* [PROBLEM STATEMENT]: Keep only those lines of the records that include the string "культуры".

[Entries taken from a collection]
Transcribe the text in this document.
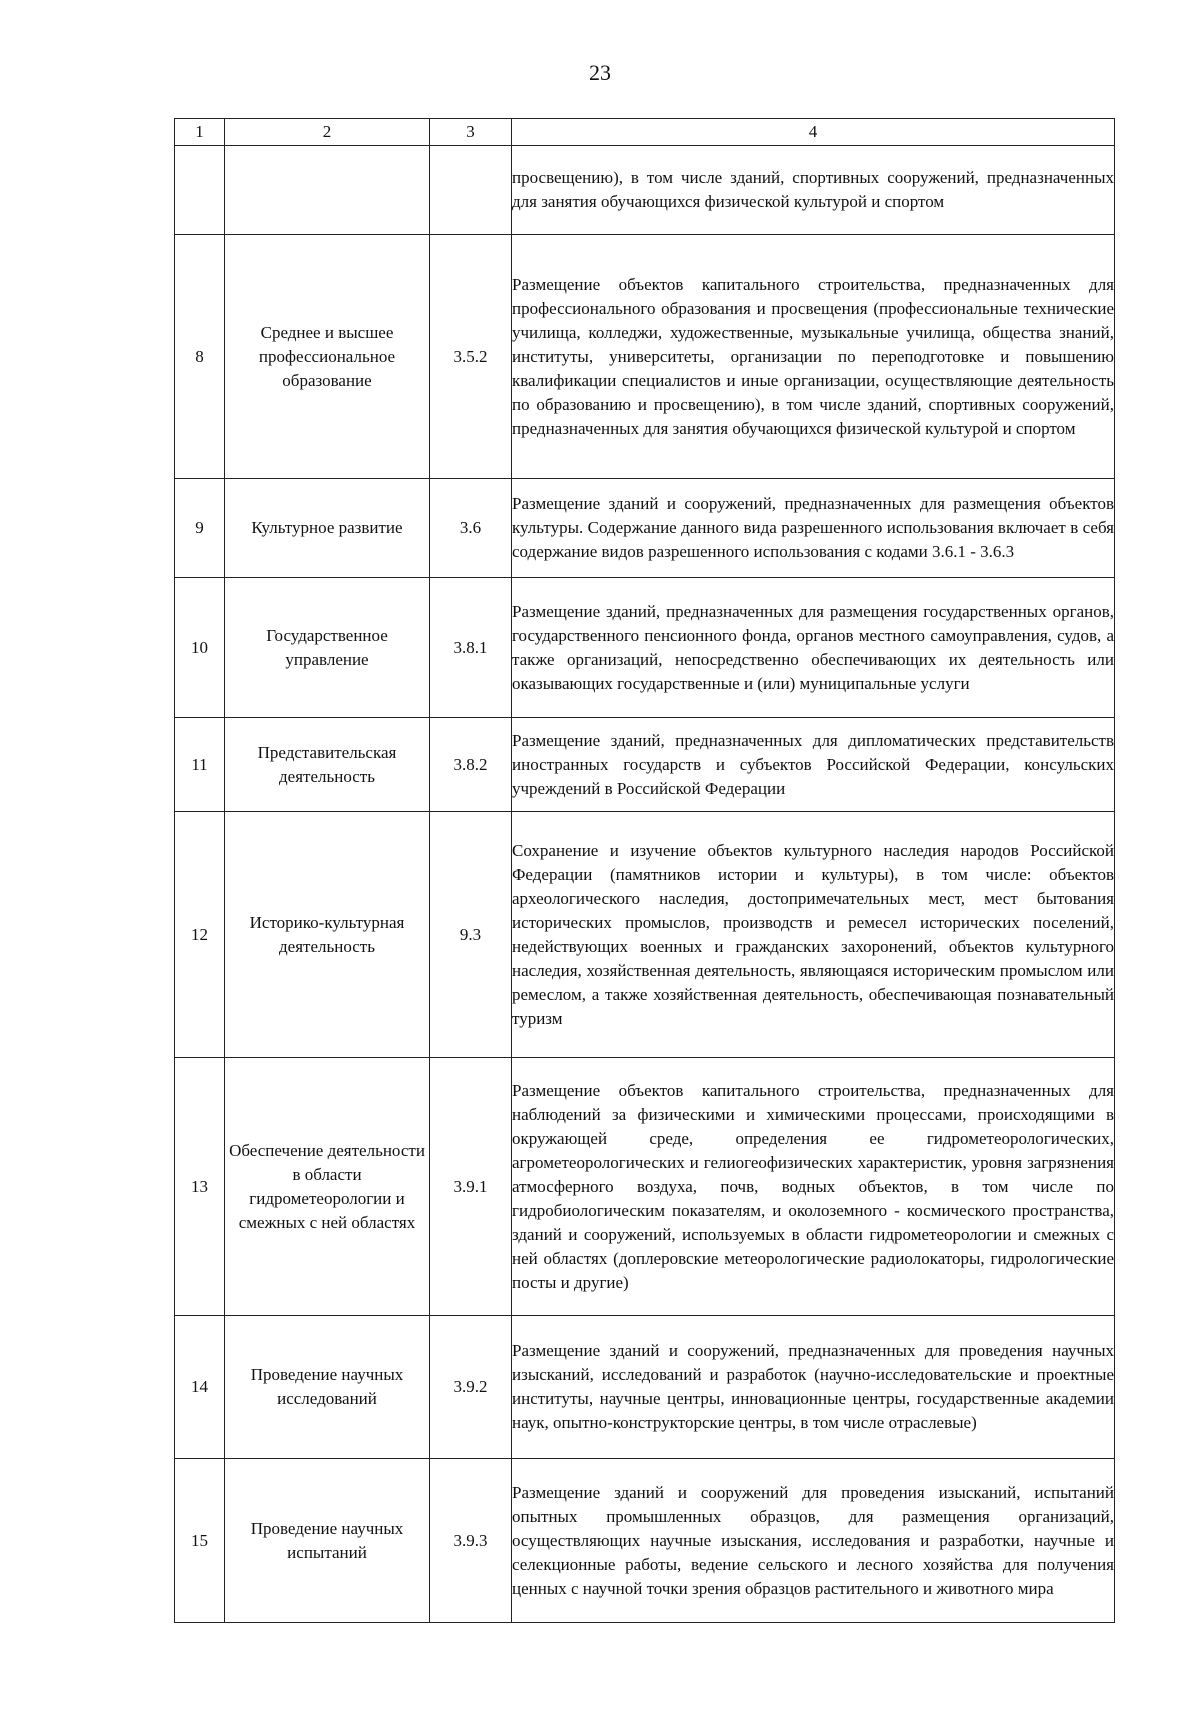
23
1	2	3	4
			просвещению), в том числе зданий, спортивных сооружений, предназначенных для занятия обучающихся физической культурой и спортом
8	Среднее и высшее профессиональное образование	3.5.2	Размещение объектов капитального строительства, предназначенных для профессионального образования и просвещения (профессиональные технические училища, колледжи, художественные, музыкальные училища, общества знаний, институты, университеты, организации по переподготовке и повышению квалификации специалистов и иные организации, осуществляющие деятельность по образованию и просвещению), в том числе зданий, спортивных сооружений, предназначенных для занятия обучающихся физической культурой и спортом
9	Культурное развитие	3.6	Размещение зданий и сооружений, предназначенных для размещения объектов культуры. Содержание данного вида разрешенного использования включает в себя содержание видов разрешенного использования с кодами 3.6.1 - 3.6.3
10	Государственное управление	3.8.1	Размещение зданий, предназначенных для размещения государственных органов, государственного пенсионного фонда, органов местного самоуправления, судов, а также организаций, непосредственно обеспечивающих их деятельность или оказывающих государственные и (или) муниципальные услуги
11	Представительская деятельность	3.8.2	Размещение зданий, предназначенных для дипломатических представительств иностранных государств и субъектов Российской Федерации, консульских учреждений в Российской Федерации
12	Историко-культурная деятельность	9.3	Сохранение и изучение объектов культурного наследия народов Российской Федерации (памятников истории и культуры), в том числе: объектов археологического наследия, достопримечательных мест, мест бытования исторических промыслов, производств и ремесел исторических поселений, недействующих военных и гражданских захоронений, объектов культурного наследия, хозяйственная деятельность, являющаяся историческим промыслом или ремеслом, а также хозяйственная деятельность, обеспечивающая познавательный туризм
13	Обеспечение деятельности в области гидрометеорологии и смежных с ней областях	3.9.1	Размещение объектов капитального строительства, предназначенных для наблюдений за физическими и химическими процессами, происходящими в окружающей среде, определения ее гидрометеорологических, агрометеорологических и гелиогеофизических характеристик, уровня загрязнения атмосферного воздуха, почв, водных объектов, в том числе по гидробиологическим показателям, и околоземного - космического пространства, зданий и сооружений, используемых в области гидрометеорологии и смежных с ней областях (доплеровские метеорологические радиолокаторы, гидрологические посты и другие)
14	Проведение научных исследований	3.9.2	Размещение зданий и сооружений, предназначенных для проведения научных изысканий, исследований и разработок (научно-исследовательские и проектные институты, научные центры, инновационные центры, государственные академии наук, опытно-конструкторские центры, в том числе отраслевые)
15	Проведение научных испытаний	3.9.3	Размещение зданий и сооружений для проведения изысканий, испытаний опытных промышленных образцов, для размещения организаций, осуществляющих научные изыскания, исследования и разработки, научные и селекционные работы, ведение сельского и лесного хозяйства для получения ценных с научной точки зрения образцов растительного и животного мира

* [EXERCISE SOLUTION]:
9	Культурное развитие	3.6	Размещение зданий и сооружений, предназначенных для размещения объектов культуры. Содержание данного вида разрешенного использования включает в себя содержание видов разрешенного использования с кодами 3.6.1 - 3.6.3
12	Историко-культурная деятельность	9.3	Сохранение и изучение объектов культурного наследия народов Российской Федерации (памятников истории и культуры), в том числе: объектов археологического наследия, достопримечательных мест, мест бытования исторических промыслов, производств и ремесел исторических поселений, недействующих военных и гражданских захоронений, объектов культурного наследия, хозяйственная деятельность, являющаяся историческим промыслом или ремеслом, а также хозяйственная деятельность, обеспечивающая познавательный туризм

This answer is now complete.